■ Stated exercise:
Using the listing below, please gather every line containing the word "semanas".

■ Extracted information:
========
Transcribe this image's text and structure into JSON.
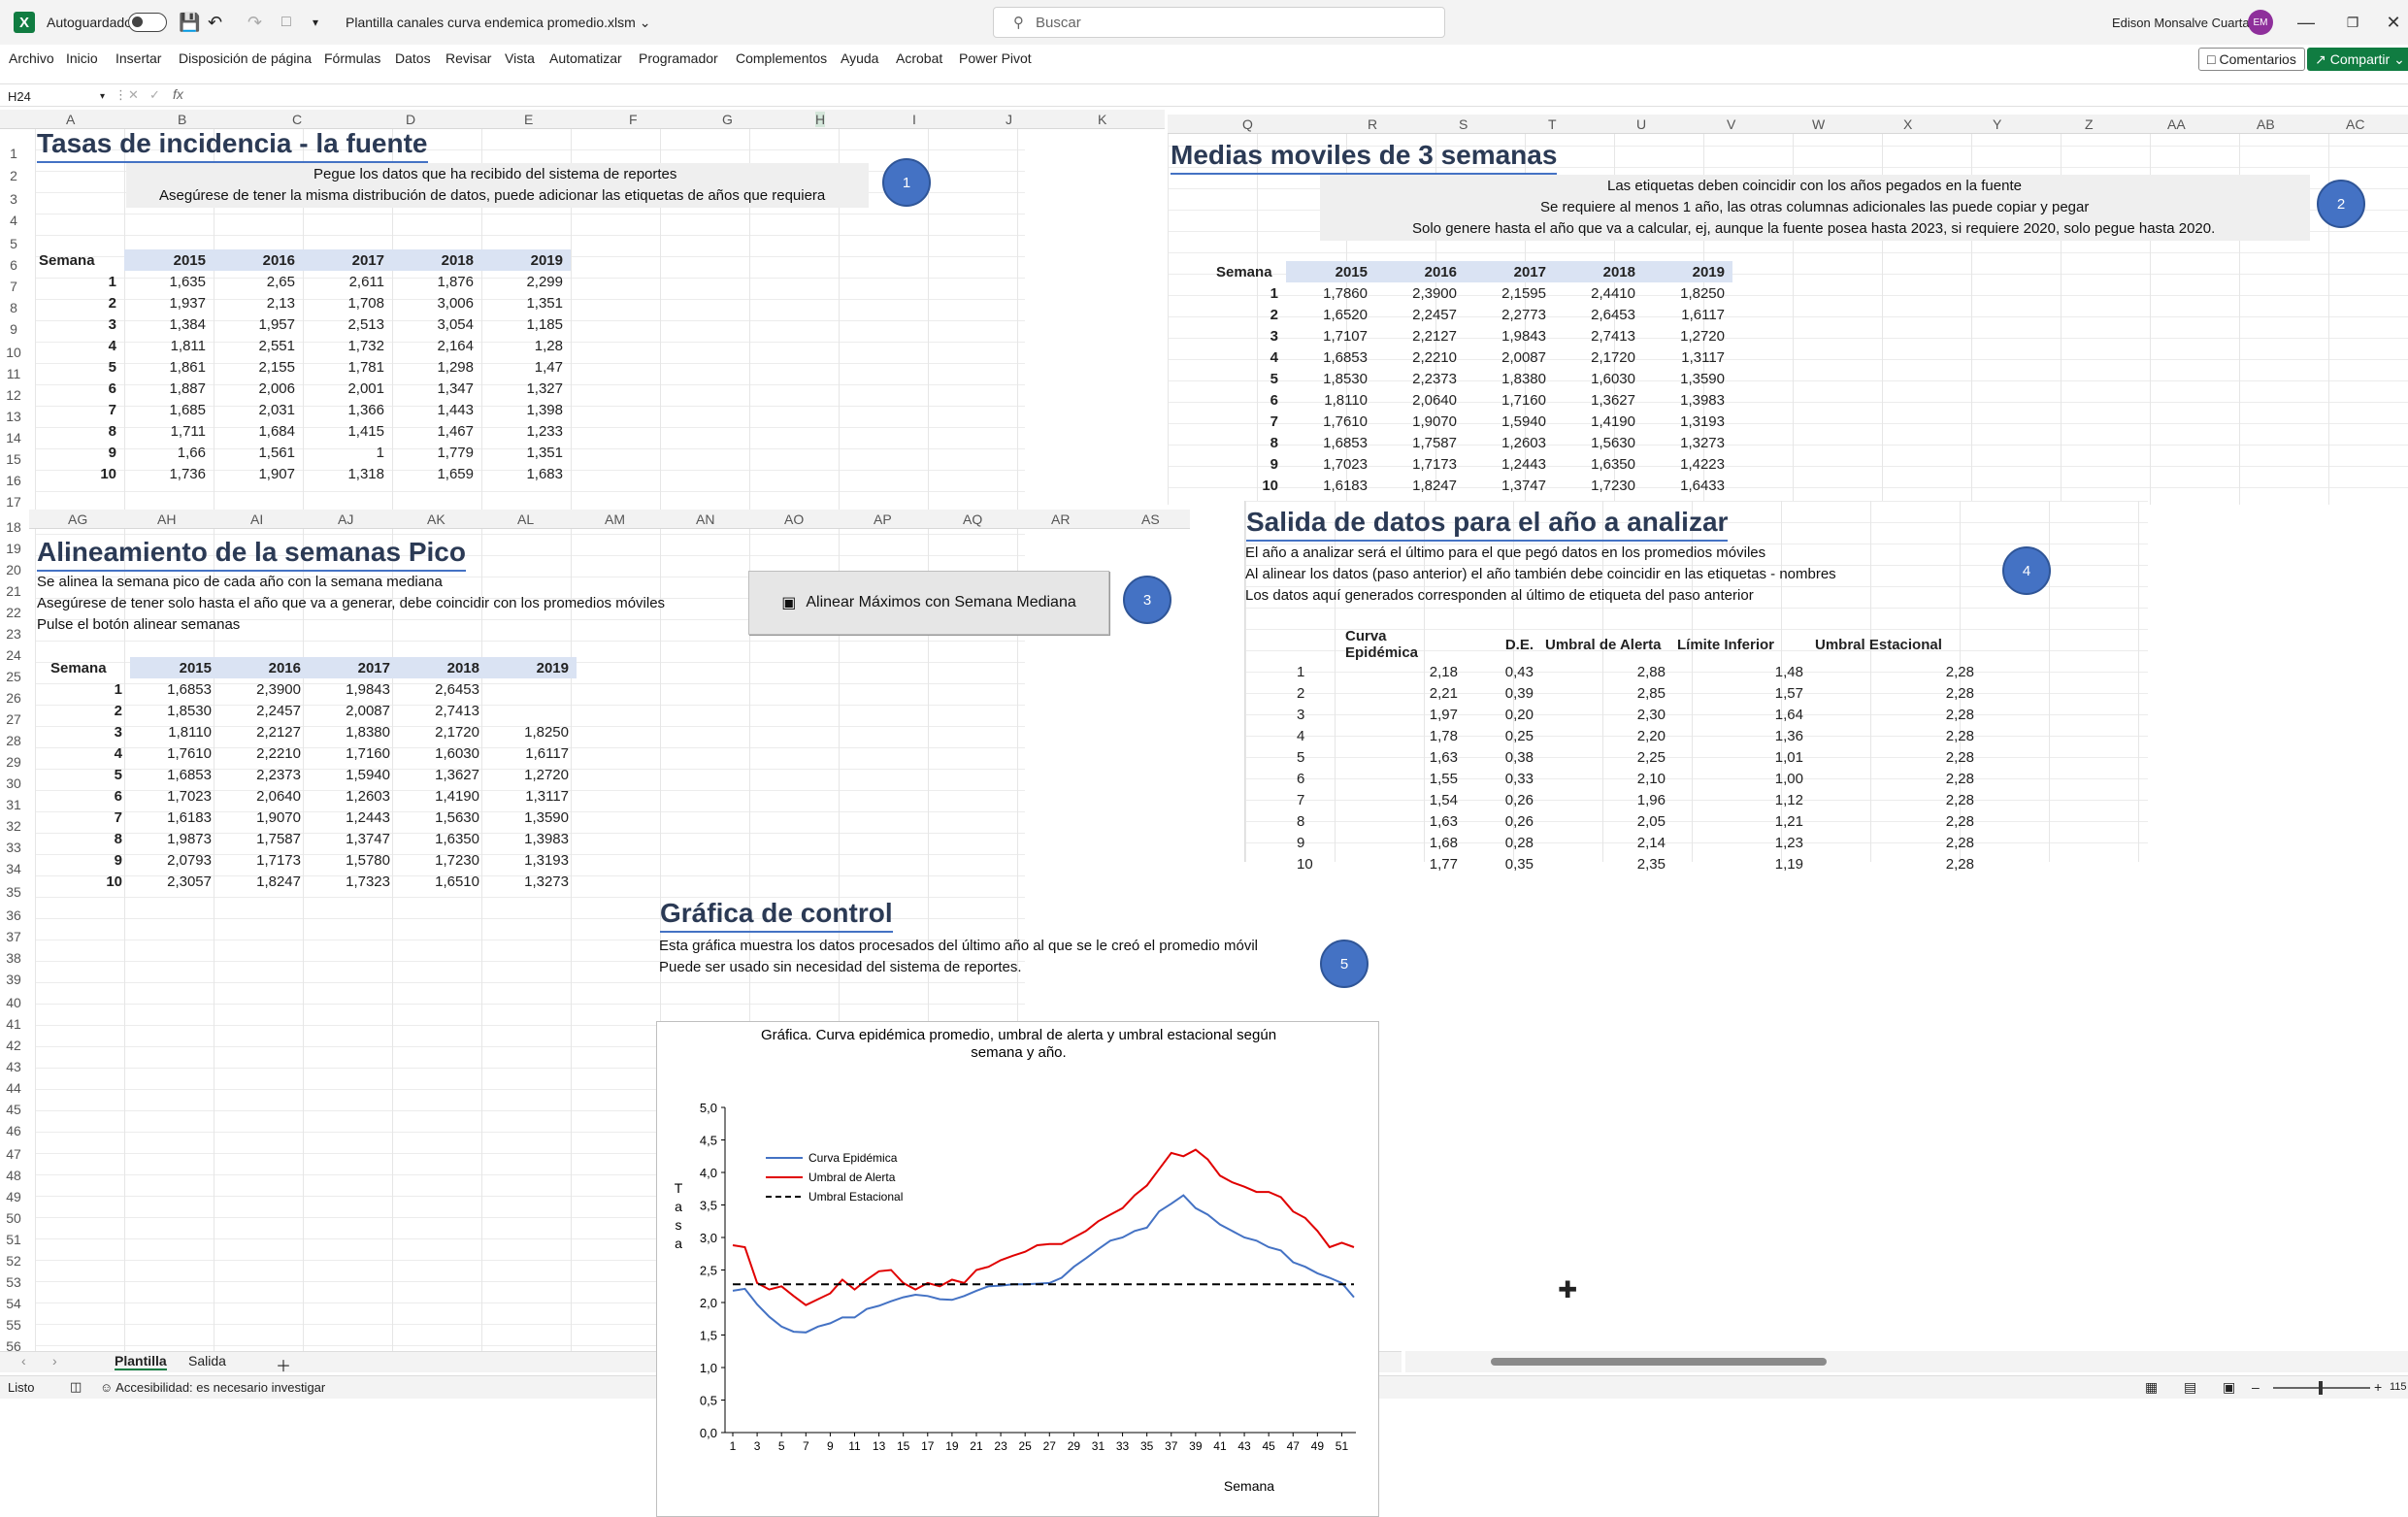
{
  "titlebar": {
    "app_logo": "X",
    "autosave_label": "Autoguardado",
    "filename": "Plantilla canales curva endemica promedio.xlsm",
    "search_placeholder": "Buscar",
    "user_name": "Edison Monsalve Cuartas",
    "user_initials": "EM"
  },
  "menu": [
    "Archivo",
    "Inicio",
    "Insertar",
    "Disposición de página",
    "Fórmulas",
    "Datos",
    "Revisar",
    "Vista",
    "Automatizar",
    "Programador",
    "Complementos",
    "Ayuda",
    "Acrobat",
    "Power Pivot"
  ],
  "ribbon_buttons": {
    "comments": "Comentarios",
    "share": "Compartir"
  },
  "formula_bar": {
    "cell_ref": "H24",
    "fx": "fx"
  },
  "col_headers_top": [
    "A",
    "B",
    "C",
    "D",
    "E",
    "F",
    "G",
    "H",
    "I",
    "J",
    "K"
  ],
  "col_headers_top_right": [
    "Q",
    "R",
    "S",
    "T",
    "U",
    "V",
    "W",
    "X",
    "Y",
    "Z",
    "AA",
    "AB",
    "AC"
  ],
  "col_headers_mid": [
    "AG",
    "AH",
    "AI",
    "AJ",
    "AK",
    "AL",
    "AM",
    "AN",
    "AO",
    "AP",
    "AQ",
    "AR",
    "AS"
  ],
  "row_numbers": [
    "1",
    "2",
    "3",
    "4",
    "5",
    "6",
    "7",
    "8",
    "9",
    "10",
    "11",
    "12",
    "13",
    "14",
    "15",
    "16",
    "17",
    "18",
    "19",
    "20",
    "21",
    "22",
    "23",
    "24",
    "25",
    "26",
    "27",
    "28",
    "29",
    "30",
    "31",
    "32",
    "33",
    "34",
    "35",
    "36",
    "37",
    "38",
    "39",
    "40",
    "41",
    "42",
    "43",
    "44",
    "45",
    "46",
    "47",
    "48",
    "49",
    "50",
    "51",
    "52",
    "53",
    "54",
    "55",
    "56"
  ],
  "section1": {
    "title": "Tasas de incidencia - la fuente",
    "note1": "Pegue los datos que ha recibido del sistema de reportes",
    "note2": "Asegúrese de tener la misma distribución de datos, puede adicionar las etiquetas de años que requiera",
    "badge": "1",
    "header": [
      "Semana",
      "2015",
      "2016",
      "2017",
      "2018",
      "2019"
    ],
    "rows": [
      [
        "1",
        "1,635",
        "2,65",
        "2,611",
        "1,876",
        "2,299"
      ],
      [
        "2",
        "1,937",
        "2,13",
        "1,708",
        "3,006",
        "1,351"
      ],
      [
        "3",
        "1,384",
        "1,957",
        "2,513",
        "3,054",
        "1,185"
      ],
      [
        "4",
        "1,811",
        "2,551",
        "1,732",
        "2,164",
        "1,28"
      ],
      [
        "5",
        "1,861",
        "2,155",
        "1,781",
        "1,298",
        "1,47"
      ],
      [
        "6",
        "1,887",
        "2,006",
        "2,001",
        "1,347",
        "1,327"
      ],
      [
        "7",
        "1,685",
        "2,031",
        "1,366",
        "1,443",
        "1,398"
      ],
      [
        "8",
        "1,711",
        "1,684",
        "1,415",
        "1,467",
        "1,233"
      ],
      [
        "9",
        "1,66",
        "1,561",
        "1",
        "1,779",
        "1,351"
      ],
      [
        "10",
        "1,736",
        "1,907",
        "1,318",
        "1,659",
        "1,683"
      ]
    ]
  },
  "section2": {
    "title": "Medias moviles de 3 semanas",
    "note1": "Las etiquetas deben coincidir con los años pegados en la fuente",
    "note2": "Se requiere al menos 1 año, las otras columnas adicionales las puede copiar y pegar",
    "note3": "Solo genere hasta el año que va a calcular, ej, aunque la fuente posea hasta 2023, si requiere 2020, solo pegue hasta 2020.",
    "badge": "2",
    "header": [
      "Semana",
      "2015",
      "2016",
      "2017",
      "2018",
      "2019"
    ],
    "rows": [
      [
        "1",
        "1,7860",
        "2,3900",
        "2,1595",
        "2,4410",
        "1,8250"
      ],
      [
        "2",
        "1,6520",
        "2,2457",
        "2,2773",
        "2,6453",
        "1,6117"
      ],
      [
        "3",
        "1,7107",
        "2,2127",
        "1,9843",
        "2,7413",
        "1,2720"
      ],
      [
        "4",
        "1,6853",
        "2,2210",
        "2,0087",
        "2,1720",
        "1,3117"
      ],
      [
        "5",
        "1,8530",
        "2,2373",
        "1,8380",
        "1,6030",
        "1,3590"
      ],
      [
        "6",
        "1,8110",
        "2,0640",
        "1,7160",
        "1,3627",
        "1,3983"
      ],
      [
        "7",
        "1,7610",
        "1,9070",
        "1,5940",
        "1,4190",
        "1,3193"
      ],
      [
        "8",
        "1,6853",
        "1,7587",
        "1,2603",
        "1,5630",
        "1,3273"
      ],
      [
        "9",
        "1,7023",
        "1,7173",
        "1,2443",
        "1,6350",
        "1,4223"
      ],
      [
        "10",
        "1,6183",
        "1,8247",
        "1,3747",
        "1,7230",
        "1,6433"
      ]
    ]
  },
  "section3": {
    "title": "Alineamiento de la semanas Pico",
    "note1": "Se alinea la semana pico de cada año con la semana mediana",
    "note2": "Asegúrese de tener solo hasta el año que va a generar, debe coincidir con los promedios móviles",
    "note3": "Pulse el botón alinear semanas",
    "button": "Alinear Máximos con Semana Mediana",
    "badge": "3",
    "header": [
      "Semana",
      "2015",
      "2016",
      "2017",
      "2018",
      "2019"
    ],
    "rows": [
      [
        "1",
        "1,6853",
        "2,3900",
        "1,9843",
        "2,6453",
        ""
      ],
      [
        "2",
        "1,8530",
        "2,2457",
        "2,0087",
        "2,7413",
        ""
      ],
      [
        "3",
        "1,8110",
        "2,2127",
        "1,8380",
        "2,1720",
        "1,8250"
      ],
      [
        "4",
        "1,7610",
        "2,2210",
        "1,7160",
        "1,6030",
        "1,6117"
      ],
      [
        "5",
        "1,6853",
        "2,2373",
        "1,5940",
        "1,3627",
        "1,2720"
      ],
      [
        "6",
        "1,7023",
        "2,0640",
        "1,2603",
        "1,4190",
        "1,3117"
      ],
      [
        "7",
        "1,6183",
        "1,9070",
        "1,2443",
        "1,5630",
        "1,3590"
      ],
      [
        "8",
        "1,9873",
        "1,7587",
        "1,3747",
        "1,6350",
        "1,3983"
      ],
      [
        "9",
        "2,0793",
        "1,7173",
        "1,5780",
        "1,7230",
        "1,3193"
      ],
      [
        "10",
        "2,3057",
        "1,8247",
        "1,7323",
        "1,6510",
        "1,3273"
      ]
    ]
  },
  "section4": {
    "title": "Salida de datos para el año a analizar",
    "note1": "El año a analizar será el último para el que pegó datos en los promedios móviles",
    "note2": "Al alinear los datos (paso anterior) el año también debe coincidir en las etiquetas - nombres",
    "note3": "Los datos aquí generados corresponden al último de etiqueta del paso anterior",
    "badge": "4",
    "header": [
      "",
      "Curva Epidémica",
      "D.E.",
      "Umbral de Alerta",
      "Límite Inferior",
      "Umbral Estacional"
    ],
    "rows": [
      [
        "1",
        "2,18",
        "0,43",
        "2,88",
        "1,48",
        "2,28"
      ],
      [
        "2",
        "2,21",
        "0,39",
        "2,85",
        "1,57",
        "2,28"
      ],
      [
        "3",
        "1,97",
        "0,20",
        "2,30",
        "1,64",
        "2,28"
      ],
      [
        "4",
        "1,78",
        "0,25",
        "2,20",
        "1,36",
        "2,28"
      ],
      [
        "5",
        "1,63",
        "0,38",
        "2,25",
        "1,01",
        "2,28"
      ],
      [
        "6",
        "1,55",
        "0,33",
        "2,10",
        "1,00",
        "2,28"
      ],
      [
        "7",
        "1,54",
        "0,26",
        "1,96",
        "1,12",
        "2,28"
      ],
      [
        "8",
        "1,63",
        "0,26",
        "2,05",
        "1,21",
        "2,28"
      ],
      [
        "9",
        "1,68",
        "0,28",
        "2,14",
        "1,23",
        "2,28"
      ],
      [
        "10",
        "1,77",
        "0,35",
        "2,35",
        "1,19",
        "2,28"
      ]
    ]
  },
  "section5": {
    "title": "Gráfica de control",
    "note1": "Esta gráfica muestra los datos procesados del último año al que se le creó el promedio móvil",
    "note2": "Puede ser usado sin necesidad del sistema de reportes.",
    "badge": "5"
  },
  "sheet_tabs": [
    "Plantilla",
    "Salida"
  ],
  "status": {
    "ready": "Listo",
    "accessibility": "Accesibilidad: es necesario investigar",
    "zoom": "115"
  },
  "chart_data": {
    "type": "line",
    "title": "Gráfica. Curva epidémica promedio, umbral de alerta y umbral estacional según semana y año.",
    "xlabel": "Semana",
    "ylabel": "Tasa",
    "ylim": [
      0,
      5
    ],
    "yticks": [
      "0,0",
      "0,5",
      "1,0",
      "1,5",
      "2,0",
      "2,5",
      "3,0",
      "3,5",
      "4,0",
      "4,5",
      "5,0"
    ],
    "xticks": [
      "1",
      "3",
      "5",
      "7",
      "9",
      "11",
      "13",
      "15",
      "17",
      "19",
      "21",
      "23",
      "25",
      "27",
      "29",
      "31",
      "33",
      "35",
      "37",
      "39",
      "41",
      "43",
      "45",
      "47",
      "49",
      "51"
    ],
    "x": [
      1,
      2,
      3,
      4,
      5,
      6,
      7,
      8,
      9,
      10,
      11,
      12,
      13,
      14,
      15,
      16,
      17,
      18,
      19,
      20,
      21,
      22,
      23,
      24,
      25,
      26,
      27,
      28,
      29,
      30,
      31,
      32,
      33,
      34,
      35,
      36,
      37,
      38,
      39,
      40,
      41,
      42,
      43,
      44,
      45,
      46,
      47,
      48,
      49,
      50,
      51,
      52
    ],
    "legend_position": "top-left",
    "series": [
      {
        "name": "Curva Epidémica",
        "color": "#4472c4",
        "style": "solid",
        "values": [
          2.18,
          2.21,
          1.97,
          1.78,
          1.63,
          1.55,
          1.54,
          1.63,
          1.68,
          1.77,
          1.77,
          1.9,
          1.95,
          2.02,
          2.08,
          2.12,
          2.1,
          2.05,
          2.04,
          2.1,
          2.18,
          2.25,
          2.26,
          2.28,
          2.28,
          2.29,
          2.3,
          2.38,
          2.55,
          2.68,
          2.82,
          2.95,
          3.0,
          3.1,
          3.15,
          3.4,
          3.52,
          3.65,
          3.45,
          3.35,
          3.2,
          3.1,
          3.0,
          2.95,
          2.85,
          2.8,
          2.62,
          2.55,
          2.45,
          2.38,
          2.3,
          2.08
        ]
      },
      {
        "name": "Umbral de Alerta",
        "color": "#e00000",
        "style": "solid",
        "values": [
          2.88,
          2.85,
          2.3,
          2.2,
          2.25,
          2.1,
          1.96,
          2.05,
          2.14,
          2.35,
          2.2,
          2.35,
          2.48,
          2.5,
          2.3,
          2.2,
          2.3,
          2.25,
          2.35,
          2.3,
          2.5,
          2.55,
          2.65,
          2.72,
          2.78,
          2.88,
          2.9,
          2.9,
          3.0,
          3.1,
          3.25,
          3.35,
          3.45,
          3.65,
          3.8,
          4.05,
          4.3,
          4.25,
          4.35,
          4.2,
          3.95,
          3.85,
          3.78,
          3.7,
          3.7,
          3.62,
          3.4,
          3.3,
          3.1,
          2.85,
          2.92,
          2.85
        ]
      },
      {
        "name": "Umbral Estacional",
        "color": "#000000",
        "style": "dashed",
        "values": [
          2.28,
          2.28,
          2.28,
          2.28,
          2.28,
          2.28,
          2.28,
          2.28,
          2.28,
          2.28,
          2.28,
          2.28,
          2.28,
          2.28,
          2.28,
          2.28,
          2.28,
          2.28,
          2.28,
          2.28,
          2.28,
          2.28,
          2.28,
          2.28,
          2.28,
          2.28,
          2.28,
          2.28,
          2.28,
          2.28,
          2.28,
          2.28,
          2.28,
          2.28,
          2.28,
          2.28,
          2.28,
          2.28,
          2.28,
          2.28,
          2.28,
          2.28,
          2.28,
          2.28,
          2.28,
          2.28,
          2.28,
          2.28,
          2.28,
          2.28,
          2.28,
          2.28
        ]
      }
    ]
  }
}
========
■ Response to the task:
    "title": "Medias moviles de 3 semanas",
    "title": "Alineamiento de la semanas Pico",
    "note3": "Pulse el botón alinear semanas",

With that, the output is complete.